**** Fragmento del texto

La acumulaciónde estiércol debajo del suelo entablillado en las naves de reproductoras y debajo de las jaulas en las de producción comercial de huevos proporciona un hábitat ideal para la cría de moscas.
Las fugas de los bebederos y un drenaje deficiente contribuyen a mantener el estiércol húmedo e idóneo para la cría de moscas.
A menudo, en las naves, es difícil, si no imposible, lograr una ventilación de aire suficiente sobre el estiércol para secarlo.
La producción avícola aumenta y las unidades de producción son cada vez más grandes.
Las gallinas ponedoras excretan alrededor del 5% de su peso al día. Incluso con el mejor sistema de gestión del estiércol, esto representa un enorme potencial para la cría de moscas.
El hecho de limpiar de forma frecuente con agua a presión y/o rascado y verter el estiércol en un estanque, de forma similar a los sistemas utilizados en algunas explotaciones de vacuno de leche y de porcino, es efectivo siempre que dicho estanque se haya diseñado correctamente y goce de un buen mantenimiento.

********

#### Tareas propuestas:
a: Responde a estas preguntas sobre el texto acerca de la cría de moscas en el estiércol avícola:
(i) ¿Qué porcentaje de su peso excretan al día las gallinas ponedoras?
(ii) ¿Qué dos factores contribuyen a mantener húmedo el estiércol?
(iii) ¿Qué resulta a menudo difícil, si no imposible, de lograr en las naves?
b: Actualiza el texto sobre la cría de moscas en el estiércol avícola. Reprodúcelo desde la frase que comienza con "La acumulaciónde estiércol" y detente después de "estiércol para secarlo.", sustituyendo "naves" por "granjas".

**** Material proporcionado

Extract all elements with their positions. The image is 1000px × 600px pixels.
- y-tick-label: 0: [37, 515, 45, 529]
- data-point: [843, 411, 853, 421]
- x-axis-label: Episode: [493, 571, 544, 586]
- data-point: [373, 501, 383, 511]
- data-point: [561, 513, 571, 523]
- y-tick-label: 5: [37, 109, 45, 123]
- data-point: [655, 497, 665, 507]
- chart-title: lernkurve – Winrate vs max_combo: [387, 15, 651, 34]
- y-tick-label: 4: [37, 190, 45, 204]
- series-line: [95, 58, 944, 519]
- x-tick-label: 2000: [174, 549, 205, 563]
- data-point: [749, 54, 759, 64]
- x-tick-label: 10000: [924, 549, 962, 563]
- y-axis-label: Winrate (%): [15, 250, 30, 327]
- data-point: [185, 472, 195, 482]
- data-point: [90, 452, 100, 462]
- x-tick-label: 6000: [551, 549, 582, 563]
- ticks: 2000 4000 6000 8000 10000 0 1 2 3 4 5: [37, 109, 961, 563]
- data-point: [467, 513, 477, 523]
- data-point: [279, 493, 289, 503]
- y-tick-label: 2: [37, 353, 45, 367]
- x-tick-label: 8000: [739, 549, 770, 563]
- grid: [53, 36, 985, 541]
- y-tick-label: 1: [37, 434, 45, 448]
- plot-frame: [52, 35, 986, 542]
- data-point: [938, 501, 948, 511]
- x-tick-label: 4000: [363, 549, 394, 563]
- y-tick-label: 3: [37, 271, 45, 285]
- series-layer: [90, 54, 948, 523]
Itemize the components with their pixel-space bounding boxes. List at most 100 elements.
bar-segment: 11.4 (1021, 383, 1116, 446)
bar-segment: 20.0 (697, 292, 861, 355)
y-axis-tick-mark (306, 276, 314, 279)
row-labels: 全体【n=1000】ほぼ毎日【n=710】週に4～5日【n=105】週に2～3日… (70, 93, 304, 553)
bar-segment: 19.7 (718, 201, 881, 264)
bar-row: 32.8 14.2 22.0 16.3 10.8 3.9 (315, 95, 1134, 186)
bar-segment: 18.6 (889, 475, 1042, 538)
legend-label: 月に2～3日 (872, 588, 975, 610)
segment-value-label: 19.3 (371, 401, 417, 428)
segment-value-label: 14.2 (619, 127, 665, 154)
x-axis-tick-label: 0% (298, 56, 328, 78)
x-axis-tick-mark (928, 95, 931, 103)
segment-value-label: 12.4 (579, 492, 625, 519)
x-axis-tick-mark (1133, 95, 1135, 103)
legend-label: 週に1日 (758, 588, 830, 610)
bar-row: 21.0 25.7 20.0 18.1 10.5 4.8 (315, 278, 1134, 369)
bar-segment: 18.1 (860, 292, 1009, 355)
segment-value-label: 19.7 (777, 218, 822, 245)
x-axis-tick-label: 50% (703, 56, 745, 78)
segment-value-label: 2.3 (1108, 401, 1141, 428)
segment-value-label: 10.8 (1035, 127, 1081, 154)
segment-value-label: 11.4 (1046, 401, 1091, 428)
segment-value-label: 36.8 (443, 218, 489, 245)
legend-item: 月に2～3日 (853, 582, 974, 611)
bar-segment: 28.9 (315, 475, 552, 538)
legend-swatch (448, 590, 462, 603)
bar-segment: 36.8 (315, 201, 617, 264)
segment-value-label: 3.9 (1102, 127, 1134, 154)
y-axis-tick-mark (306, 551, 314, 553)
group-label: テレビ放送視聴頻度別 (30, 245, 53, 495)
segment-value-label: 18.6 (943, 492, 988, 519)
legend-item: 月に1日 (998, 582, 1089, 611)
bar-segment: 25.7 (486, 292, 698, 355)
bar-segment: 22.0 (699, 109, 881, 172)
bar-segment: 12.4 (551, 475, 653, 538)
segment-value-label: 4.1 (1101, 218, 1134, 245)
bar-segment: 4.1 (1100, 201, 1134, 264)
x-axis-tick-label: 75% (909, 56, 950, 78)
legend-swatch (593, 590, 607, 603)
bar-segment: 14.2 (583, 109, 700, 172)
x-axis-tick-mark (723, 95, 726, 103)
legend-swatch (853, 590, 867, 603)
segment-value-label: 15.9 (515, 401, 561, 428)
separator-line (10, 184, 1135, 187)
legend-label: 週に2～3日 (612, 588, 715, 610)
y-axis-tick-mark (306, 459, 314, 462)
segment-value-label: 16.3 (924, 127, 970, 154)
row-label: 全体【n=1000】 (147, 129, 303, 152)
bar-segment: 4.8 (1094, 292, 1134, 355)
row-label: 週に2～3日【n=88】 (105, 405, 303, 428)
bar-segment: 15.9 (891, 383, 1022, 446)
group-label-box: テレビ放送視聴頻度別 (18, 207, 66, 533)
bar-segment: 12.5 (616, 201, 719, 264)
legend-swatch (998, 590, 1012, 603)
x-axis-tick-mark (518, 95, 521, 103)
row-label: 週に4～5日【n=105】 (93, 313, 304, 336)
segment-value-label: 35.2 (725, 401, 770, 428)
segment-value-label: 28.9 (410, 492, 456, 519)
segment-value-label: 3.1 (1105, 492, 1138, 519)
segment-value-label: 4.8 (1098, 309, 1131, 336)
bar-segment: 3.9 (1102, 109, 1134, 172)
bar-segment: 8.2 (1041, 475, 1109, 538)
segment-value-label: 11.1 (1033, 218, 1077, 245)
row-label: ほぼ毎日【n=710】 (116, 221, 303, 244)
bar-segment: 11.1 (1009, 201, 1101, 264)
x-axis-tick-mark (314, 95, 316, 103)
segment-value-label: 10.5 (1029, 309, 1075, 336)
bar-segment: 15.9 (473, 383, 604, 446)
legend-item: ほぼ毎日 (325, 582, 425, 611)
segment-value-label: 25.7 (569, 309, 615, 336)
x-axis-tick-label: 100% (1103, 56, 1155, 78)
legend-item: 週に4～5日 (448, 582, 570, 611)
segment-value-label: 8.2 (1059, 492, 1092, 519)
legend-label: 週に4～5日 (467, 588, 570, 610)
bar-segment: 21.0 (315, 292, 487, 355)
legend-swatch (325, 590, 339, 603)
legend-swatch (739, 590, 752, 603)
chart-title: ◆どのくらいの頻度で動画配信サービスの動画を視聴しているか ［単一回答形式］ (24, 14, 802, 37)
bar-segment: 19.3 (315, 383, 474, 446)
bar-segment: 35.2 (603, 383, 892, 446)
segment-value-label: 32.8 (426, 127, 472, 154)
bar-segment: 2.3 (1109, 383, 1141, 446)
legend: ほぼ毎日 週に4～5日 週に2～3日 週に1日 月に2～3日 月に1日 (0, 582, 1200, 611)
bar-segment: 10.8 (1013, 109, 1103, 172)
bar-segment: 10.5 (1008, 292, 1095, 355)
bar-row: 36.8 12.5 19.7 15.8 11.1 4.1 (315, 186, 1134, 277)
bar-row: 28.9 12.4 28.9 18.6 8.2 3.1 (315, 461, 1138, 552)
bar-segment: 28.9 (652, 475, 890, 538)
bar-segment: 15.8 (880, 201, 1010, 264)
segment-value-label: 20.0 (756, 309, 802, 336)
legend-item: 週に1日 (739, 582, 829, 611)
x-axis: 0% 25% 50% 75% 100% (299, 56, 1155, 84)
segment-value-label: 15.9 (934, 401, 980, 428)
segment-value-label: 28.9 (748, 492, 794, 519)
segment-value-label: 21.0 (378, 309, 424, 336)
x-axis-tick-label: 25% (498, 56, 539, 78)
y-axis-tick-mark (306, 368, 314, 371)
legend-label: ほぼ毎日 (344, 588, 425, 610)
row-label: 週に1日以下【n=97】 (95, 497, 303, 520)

********

#### Problemas resueltos:
a:
(i) Alrededor del 5% de su peso.
(ii) Las fugas de los bebederos y un drenaje deficiente.
(iii) Una ventilación de aire suficiente sobre el estiércol para secarlo.

b:
La acumulaciónde estiércol debajo del suelo entablillado en las granjas de reproductoras y debajo de las jaulas en las de producción comercial de huevos proporciona un hábitat ideal para la cría de moscas.
Las fugas de los bebederos y un drenaje deficiente contribuyen a mantener el estiércol húmedo e idóneo para la cría de moscas.
A menudo, en las granjas, es difícil, si no imposible, lograr una ventilación de aire suficiente sobre el estiércol para secarlo.